Given problem:
Every record here should be printed again exactly.

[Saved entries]
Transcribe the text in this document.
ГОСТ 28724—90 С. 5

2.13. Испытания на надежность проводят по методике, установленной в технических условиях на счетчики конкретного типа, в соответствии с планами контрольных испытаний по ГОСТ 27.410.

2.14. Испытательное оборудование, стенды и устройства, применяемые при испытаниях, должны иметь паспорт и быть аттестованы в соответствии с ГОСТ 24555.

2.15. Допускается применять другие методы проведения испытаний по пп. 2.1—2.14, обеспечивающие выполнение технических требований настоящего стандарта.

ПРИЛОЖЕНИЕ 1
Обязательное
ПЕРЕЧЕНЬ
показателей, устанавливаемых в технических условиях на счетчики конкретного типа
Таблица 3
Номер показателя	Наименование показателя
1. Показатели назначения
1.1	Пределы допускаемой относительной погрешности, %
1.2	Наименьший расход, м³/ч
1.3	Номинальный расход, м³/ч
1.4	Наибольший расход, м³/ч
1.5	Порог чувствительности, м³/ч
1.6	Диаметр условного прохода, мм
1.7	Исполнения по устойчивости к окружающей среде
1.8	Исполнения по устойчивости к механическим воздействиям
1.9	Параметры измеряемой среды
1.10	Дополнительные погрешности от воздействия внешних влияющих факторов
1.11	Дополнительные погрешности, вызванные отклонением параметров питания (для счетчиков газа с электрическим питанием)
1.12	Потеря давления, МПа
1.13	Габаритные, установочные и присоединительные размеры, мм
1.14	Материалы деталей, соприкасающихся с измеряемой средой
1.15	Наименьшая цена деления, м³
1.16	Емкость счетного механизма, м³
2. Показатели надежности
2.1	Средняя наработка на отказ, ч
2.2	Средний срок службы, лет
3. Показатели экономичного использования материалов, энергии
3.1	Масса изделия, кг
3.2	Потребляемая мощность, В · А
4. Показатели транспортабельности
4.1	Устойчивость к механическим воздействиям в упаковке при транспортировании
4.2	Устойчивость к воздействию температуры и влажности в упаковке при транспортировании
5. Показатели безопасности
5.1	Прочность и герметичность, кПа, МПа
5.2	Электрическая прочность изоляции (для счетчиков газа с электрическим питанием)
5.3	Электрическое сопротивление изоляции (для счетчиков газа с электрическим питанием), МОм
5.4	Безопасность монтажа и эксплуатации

Answer to the task:
Transcribe the text in this document.
ГОСТ 28724—90 С. 5

2.13. Испытания на надежность проводят по методике, установленной в технических условиях на счетчики конкретного типа, в соответствии с планами контрольных испытаний по ГОСТ 27.410.

2.14. Испытательное оборудование, стенды и устройства, применяемые при испытаниях, должны иметь паспорт и быть аттестованы в соответствии с ГОСТ 24555.

2.15. Допускается применять другие методы проведения испытаний по пп. 2.1—2.14, обеспечивающие выполнение технических требований настоящего стандарта.

ПРИЛОЖЕНИЕ 1
Обязательное
ПЕРЕЧЕНЬ
показателей, устанавливаемых в технических условиях на счетчики конкретного типа
Таблица 3
Номер показателя	Наименование показателя
1. Показатели назначения
1.1	Пределы допускаемой относительной погрешности, %
1.2	Наименьший расход, м³/ч
1.3	Номинальный расход, м³/ч
1.4	Наибольший расход, м³/ч
1.5	Порог чувствительности, м³/ч
1.6	Диаметр условного прохода, мм
1.7	Исполнения по устойчивости к окружающей среде
1.8	Исполнения по устойчивости к механическим воздействиям
1.9	Параметры измеряемой среды
1.10	Дополнительные погрешности от воздействия внешних влияющих факторов
1.11	Дополнительные погрешности, вызванные отклонением параметров питания (для счетчиков газа с электрическим питанием)
1.12	Потеря давления, МПа
1.13	Габаритные, установочные и присоединительные размеры, мм
1.14	Материалы деталей, соприкасающихся с измеряемой средой
1.15	Наименьшая цена деления, м³
1.16	Емкость счетного механизма, м³
2. Показатели надежности
2.1	Средняя наработка на отказ, ч
2.2	Средний срок службы, лет
3. Показатели экономичного использования материалов, энергии
3.1	Масса изделия, кг
3.2	Потребляемая мощность, В · А
4. Показатели транспортабельности
4.1	Устойчивость к механическим воздействиям в упаковке при транспортировании
4.2	Устойчивость к воздействию температуры и влажности в упаковке при транспортировании
5. Показатели безопасности
5.1	Прочность и герметичность, кПа, МПа
5.2	Электрическая прочность изоляции (для счетчиков газа с электрическим питанием)
5.3	Электрическое сопротивление изоляции (для счетчиков газа с электрическим питанием), МОм
5.4	Безопасность монтажа и эксплуатации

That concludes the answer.